      A favorite phrase of the late, and deeply missed, Sen. Patrick Moynihan was “Backwards reels the mind” and I can think of no more appropriate application than this election year. As a political scientist, I try to be a thoughtful analyst, but I must admit that I'm a campaign junkie as well. I love the helter-skelter, roller-coaster, come-from-behind quality of U.S. politics, and during the process of finding someone to vote for, part of me tries to retain some intellectual distance and stay in, yet above, the fray.
      That is due, no doubt, to my earliest political memories. As a native of Washington, D.C., I saw Harry Truman take his morning constitutional around Lafayette Square, accompanied by a single secret service agent, and in 1953, dressed proudly in my Boy Scout uniform, I watched Eisenhower's inaugural address from a perch on a tree limb.
      For more years than I care to count, I've been giving the two U.S. presidential candidates' education pronouncements a very close reading. Too often, I have felt like a gold prospector whose sluice pan came up empty. Much of what the candidates have said over the years has been longer on platitudes than substance. Indeed, the predictability of their material led to my first rule about the politics of education. The difference between the two parties was simple and straightforward: The Democrats wanted more of the same; the Republicans wanted less of the same.
      That was an oversimplification, and although it described the broad contours of the debate, it obscured nuances. For example, Ike brought us NDEA, but his initial proposal called for grants; the Democrats demurred, arguing that loans were the American way. LBJ gave education spending and the federal role in education a huge boost in the early 1960s, and Nixon (at Sen. Moynihan's urging) brought education research to the forefront when he created the National Institute of Education. More recently, joining forces with George W. Bush, Sen. Ted Kennedy and Rep. George Miller led the charge on behalf of standards in the NCLB debates. Even so, to catch the subtle differences, you used to need a guidebook; the big picture remained fairly constant over the last half of the 20th century.

-- DATASET CONTENT --

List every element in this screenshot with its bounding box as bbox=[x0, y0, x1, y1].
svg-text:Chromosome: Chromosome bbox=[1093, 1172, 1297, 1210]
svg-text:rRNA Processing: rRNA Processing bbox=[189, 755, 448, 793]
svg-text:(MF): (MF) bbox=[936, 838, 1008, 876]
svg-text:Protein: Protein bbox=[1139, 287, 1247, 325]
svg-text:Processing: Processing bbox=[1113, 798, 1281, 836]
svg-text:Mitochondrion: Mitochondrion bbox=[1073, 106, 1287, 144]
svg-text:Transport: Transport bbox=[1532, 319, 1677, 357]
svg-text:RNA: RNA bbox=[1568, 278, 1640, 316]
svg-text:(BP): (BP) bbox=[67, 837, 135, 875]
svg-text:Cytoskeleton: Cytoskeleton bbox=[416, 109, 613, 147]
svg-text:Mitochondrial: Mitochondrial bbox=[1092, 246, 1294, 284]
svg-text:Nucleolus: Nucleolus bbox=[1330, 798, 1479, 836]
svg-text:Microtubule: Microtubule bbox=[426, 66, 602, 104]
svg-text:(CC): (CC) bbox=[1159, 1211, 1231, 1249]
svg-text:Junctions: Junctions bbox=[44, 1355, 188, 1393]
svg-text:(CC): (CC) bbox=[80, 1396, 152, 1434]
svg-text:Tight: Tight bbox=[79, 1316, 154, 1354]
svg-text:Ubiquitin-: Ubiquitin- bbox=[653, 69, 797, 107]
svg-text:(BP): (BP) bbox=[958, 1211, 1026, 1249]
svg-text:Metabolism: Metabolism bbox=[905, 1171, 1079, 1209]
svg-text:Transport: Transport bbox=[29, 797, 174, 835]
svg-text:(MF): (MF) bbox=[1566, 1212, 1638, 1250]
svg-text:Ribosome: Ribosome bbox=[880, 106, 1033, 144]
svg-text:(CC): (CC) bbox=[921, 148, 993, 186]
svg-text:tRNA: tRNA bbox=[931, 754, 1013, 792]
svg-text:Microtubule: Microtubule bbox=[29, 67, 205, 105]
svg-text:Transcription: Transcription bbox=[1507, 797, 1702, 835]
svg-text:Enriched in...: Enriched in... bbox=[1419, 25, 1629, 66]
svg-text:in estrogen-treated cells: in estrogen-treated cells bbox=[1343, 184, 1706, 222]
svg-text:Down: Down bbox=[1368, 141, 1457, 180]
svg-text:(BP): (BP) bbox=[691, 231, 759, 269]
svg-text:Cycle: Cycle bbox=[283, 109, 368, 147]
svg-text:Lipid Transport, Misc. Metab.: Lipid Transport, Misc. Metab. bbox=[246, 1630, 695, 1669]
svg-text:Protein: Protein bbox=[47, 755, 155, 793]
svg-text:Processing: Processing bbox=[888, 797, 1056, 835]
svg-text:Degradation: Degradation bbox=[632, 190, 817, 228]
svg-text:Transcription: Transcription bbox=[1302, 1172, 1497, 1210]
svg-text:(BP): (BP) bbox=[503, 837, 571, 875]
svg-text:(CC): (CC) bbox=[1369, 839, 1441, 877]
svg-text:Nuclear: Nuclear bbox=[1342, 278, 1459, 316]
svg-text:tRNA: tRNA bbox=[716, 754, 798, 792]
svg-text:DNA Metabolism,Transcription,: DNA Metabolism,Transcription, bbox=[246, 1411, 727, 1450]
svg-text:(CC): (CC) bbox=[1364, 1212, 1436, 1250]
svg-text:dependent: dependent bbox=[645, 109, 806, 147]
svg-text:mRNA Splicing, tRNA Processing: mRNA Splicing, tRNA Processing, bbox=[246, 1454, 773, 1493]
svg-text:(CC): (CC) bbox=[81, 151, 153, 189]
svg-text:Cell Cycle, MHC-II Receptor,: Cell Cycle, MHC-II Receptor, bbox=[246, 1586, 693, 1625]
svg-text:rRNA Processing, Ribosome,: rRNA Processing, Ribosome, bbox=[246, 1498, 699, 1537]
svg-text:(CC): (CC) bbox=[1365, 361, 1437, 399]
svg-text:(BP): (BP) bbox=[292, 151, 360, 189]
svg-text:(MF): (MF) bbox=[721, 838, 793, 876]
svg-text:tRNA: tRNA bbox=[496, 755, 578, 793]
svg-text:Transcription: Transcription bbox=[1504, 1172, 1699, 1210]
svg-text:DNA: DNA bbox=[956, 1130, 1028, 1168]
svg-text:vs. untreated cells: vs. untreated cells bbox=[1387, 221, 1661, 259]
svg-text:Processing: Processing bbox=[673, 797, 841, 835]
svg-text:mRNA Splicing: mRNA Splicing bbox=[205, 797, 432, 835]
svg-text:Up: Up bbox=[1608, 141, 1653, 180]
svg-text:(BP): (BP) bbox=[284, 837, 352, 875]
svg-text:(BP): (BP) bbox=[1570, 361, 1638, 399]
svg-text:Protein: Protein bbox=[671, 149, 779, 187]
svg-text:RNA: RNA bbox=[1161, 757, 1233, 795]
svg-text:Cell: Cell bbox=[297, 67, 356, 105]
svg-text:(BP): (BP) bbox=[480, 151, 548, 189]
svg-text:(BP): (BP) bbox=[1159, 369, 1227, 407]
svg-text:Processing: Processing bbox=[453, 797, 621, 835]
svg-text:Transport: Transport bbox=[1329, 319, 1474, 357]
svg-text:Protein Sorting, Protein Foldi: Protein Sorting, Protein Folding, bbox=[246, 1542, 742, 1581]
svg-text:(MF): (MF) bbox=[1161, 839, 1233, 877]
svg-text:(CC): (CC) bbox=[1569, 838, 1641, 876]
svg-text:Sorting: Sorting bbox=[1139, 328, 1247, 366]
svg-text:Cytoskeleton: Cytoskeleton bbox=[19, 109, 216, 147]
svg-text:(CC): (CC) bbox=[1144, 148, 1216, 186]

-- ACTIVITY --
Copy out the stretch of the passage on presidential candidates and education from "A favorite phrase" through "a tree limb.".

-- SOLUTION FOR THIS TASK --
A favorite phrase of the late, and deeply missed, Sen. Patrick Moynihan was “Backwards reels the mind” and I can think of no more appropriate application than this election year. As a political scientist, I try to be a thoughtful analyst, but I must admit that I'm a campaign junkie as well. I love the helter-skelter, roller-coaster, come-from-behind quality of U.S. politics, and during the process of finding someone to vote for, part of me tries to retain some intellectual distance and stay in, yet above, the fray.
      That is due, no doubt, to my earliest political memories. As a native of Washington, D.C., I saw Harry Truman take his morning constitutional around Lafayette Square, accompanied by a single secret service agent, and in 1953, dressed proudly in my Boy Scout uniform, I watched Eisenhower's inaugural address from a perch on a tree limb.